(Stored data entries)
•••••

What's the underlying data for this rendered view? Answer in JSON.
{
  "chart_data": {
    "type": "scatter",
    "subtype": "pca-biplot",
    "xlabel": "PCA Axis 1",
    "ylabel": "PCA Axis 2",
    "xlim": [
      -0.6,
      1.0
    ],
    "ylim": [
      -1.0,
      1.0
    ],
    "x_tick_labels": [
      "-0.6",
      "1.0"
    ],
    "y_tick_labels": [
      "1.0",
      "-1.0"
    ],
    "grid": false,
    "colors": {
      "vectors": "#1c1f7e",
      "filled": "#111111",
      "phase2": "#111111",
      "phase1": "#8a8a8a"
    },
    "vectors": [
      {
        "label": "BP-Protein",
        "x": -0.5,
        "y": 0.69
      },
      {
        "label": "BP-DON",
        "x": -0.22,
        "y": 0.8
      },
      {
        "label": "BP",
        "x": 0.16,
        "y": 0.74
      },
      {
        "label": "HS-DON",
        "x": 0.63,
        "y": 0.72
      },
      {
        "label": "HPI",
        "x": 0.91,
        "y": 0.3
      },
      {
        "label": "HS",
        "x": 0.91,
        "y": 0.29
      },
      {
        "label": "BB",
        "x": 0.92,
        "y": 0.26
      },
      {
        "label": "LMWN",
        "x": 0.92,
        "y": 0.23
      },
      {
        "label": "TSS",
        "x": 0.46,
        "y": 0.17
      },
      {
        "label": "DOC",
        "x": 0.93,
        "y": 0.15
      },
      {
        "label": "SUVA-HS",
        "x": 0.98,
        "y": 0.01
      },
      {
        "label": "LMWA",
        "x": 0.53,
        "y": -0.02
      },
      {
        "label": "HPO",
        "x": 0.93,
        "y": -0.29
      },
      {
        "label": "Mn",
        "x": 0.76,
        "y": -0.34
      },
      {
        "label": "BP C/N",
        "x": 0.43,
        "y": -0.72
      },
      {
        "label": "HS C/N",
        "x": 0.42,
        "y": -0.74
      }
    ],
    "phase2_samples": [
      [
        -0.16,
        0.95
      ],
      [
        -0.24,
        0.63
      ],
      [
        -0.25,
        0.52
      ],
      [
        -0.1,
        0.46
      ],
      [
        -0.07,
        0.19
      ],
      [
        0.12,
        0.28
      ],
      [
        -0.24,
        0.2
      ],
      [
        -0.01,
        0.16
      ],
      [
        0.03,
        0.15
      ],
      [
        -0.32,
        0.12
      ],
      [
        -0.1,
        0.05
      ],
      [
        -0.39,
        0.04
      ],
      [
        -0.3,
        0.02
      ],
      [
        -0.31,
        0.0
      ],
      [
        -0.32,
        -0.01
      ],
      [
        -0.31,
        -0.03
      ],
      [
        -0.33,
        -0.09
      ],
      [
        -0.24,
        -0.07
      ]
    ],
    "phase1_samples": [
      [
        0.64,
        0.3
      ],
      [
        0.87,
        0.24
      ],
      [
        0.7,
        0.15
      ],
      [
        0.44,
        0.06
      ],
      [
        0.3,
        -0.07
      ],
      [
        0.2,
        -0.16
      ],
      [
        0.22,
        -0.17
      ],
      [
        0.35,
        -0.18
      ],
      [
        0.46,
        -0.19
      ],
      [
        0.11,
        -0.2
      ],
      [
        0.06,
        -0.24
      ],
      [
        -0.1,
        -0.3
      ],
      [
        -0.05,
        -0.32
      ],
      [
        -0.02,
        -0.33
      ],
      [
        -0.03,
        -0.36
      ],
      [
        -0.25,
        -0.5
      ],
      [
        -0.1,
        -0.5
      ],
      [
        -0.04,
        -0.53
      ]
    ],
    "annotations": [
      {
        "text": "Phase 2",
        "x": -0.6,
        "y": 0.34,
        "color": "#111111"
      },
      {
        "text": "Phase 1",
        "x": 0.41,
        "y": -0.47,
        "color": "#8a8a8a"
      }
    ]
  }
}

•••••

# WORK TO BE COMPLETED
All entries above are to be transcribed verbatim.

# OUTPUT
What's the underlying data for this rendered view? Answer in JSON.
{
  "chart_data": {
    "type": "scatter",
    "subtype": "pca-biplot",
    "xlabel": "PCA Axis 1",
    "ylabel": "PCA Axis 2",
    "xlim": [
      -0.6,
      1.0
    ],
    "ylim": [
      -1.0,
      1.0
    ],
    "x_tick_labels": [
      "-0.6",
      "1.0"
    ],
    "y_tick_labels": [
      "1.0",
      "-1.0"
    ],
    "grid": false,
    "colors": {
      "vectors": "#1c1f7e",
      "filled": "#111111",
      "phase2": "#111111",
      "phase1": "#8a8a8a"
    },
    "vectors": [
      {
        "label": "BP-Protein",
        "x": -0.5,
        "y": 0.69
      },
      {
        "label": "BP-DON",
        "x": -0.22,
        "y": 0.8
      },
      {
        "label": "BP",
        "x": 0.16,
        "y": 0.74
      },
      {
        "label": "HS-DON",
        "x": 0.63,
        "y": 0.72
      },
      {
        "label": "HPI",
        "x": 0.91,
        "y": 0.3
      },
      {
        "label": "HS",
        "x": 0.91,
        "y": 0.29
      },
      {
        "label": "BB",
        "x": 0.92,
        "y": 0.26
      },
      {
        "label": "LMWN",
        "x": 0.92,
        "y": 0.23
      },
      {
        "label": "TSS",
        "x": 0.46,
        "y": 0.17
      },
      {
        "label": "DOC",
        "x": 0.93,
        "y": 0.15
      },
      {
        "label": "SUVA-HS",
        "x": 0.98,
        "y": 0.01
      },
      {
        "label": "LMWA",
        "x": 0.53,
        "y": -0.02
      },
      {
        "label": "HPO",
        "x": 0.93,
        "y": -0.29
      },
      {
        "label": "Mn",
        "x": 0.76,
        "y": -0.34
      },
      {
        "label": "BP C/N",
        "x": 0.43,
        "y": -0.72
      },
      {
        "label": "HS C/N",
        "x": 0.42,
        "y": -0.74
      }
    ],
    "phase2_samples": [
      [
        -0.16,
        0.95
      ],
      [
        -0.24,
        0.63
      ],
      [
        -0.25,
        0.52
      ],
      [
        -0.1,
        0.46
      ],
      [
        -0.07,
        0.19
      ],
      [
        0.12,
        0.28
      ],
      [
        -0.24,
        0.2
      ],
      [
        -0.01,
        0.16
      ],
      [
        0.03,
        0.15
      ],
      [
        -0.32,
        0.12
      ],
      [
        -0.1,
        0.05
      ],
      [
        -0.39,
        0.04
      ],
      [
        -0.3,
        0.02
      ],
      [
        -0.31,
        0.0
      ],
      [
        -0.32,
        -0.01
      ],
      [
        -0.31,
        -0.03
      ],
      [
        -0.33,
        -0.09
      ],
      [
        -0.24,
        -0.07
      ]
    ],
    "phase1_samples": [
      [
        0.64,
        0.3
      ],
      [
        0.87,
        0.24
      ],
      [
        0.7,
        0.15
      ],
      [
        0.44,
        0.06
      ],
      [
        0.3,
        -0.07
      ],
      [
        0.2,
        -0.16
      ],
      [
        0.22,
        -0.17
      ],
      [
        0.35,
        -0.18
      ],
      [
        0.46,
        -0.19
      ],
      [
        0.11,
        -0.2
      ],
      [
        0.06,
        -0.24
      ],
      [
        -0.1,
        -0.3
      ],
      [
        -0.05,
        -0.32
      ],
      [
        -0.02,
        -0.33
      ],
      [
        -0.03,
        -0.36
      ],
      [
        -0.25,
        -0.5
      ],
      [
        -0.1,
        -0.5
      ],
      [
        -0.04,
        -0.53
      ]
    ],
    "annotations": [
      {
        "text": "Phase 2",
        "x": -0.6,
        "y": 0.34,
        "color": "#111111"
      },
      {
        "text": "Phase 1",
        "x": 0.41,
        "y": -0.47,
        "color": "#8a8a8a"
      }
    ]
  }
}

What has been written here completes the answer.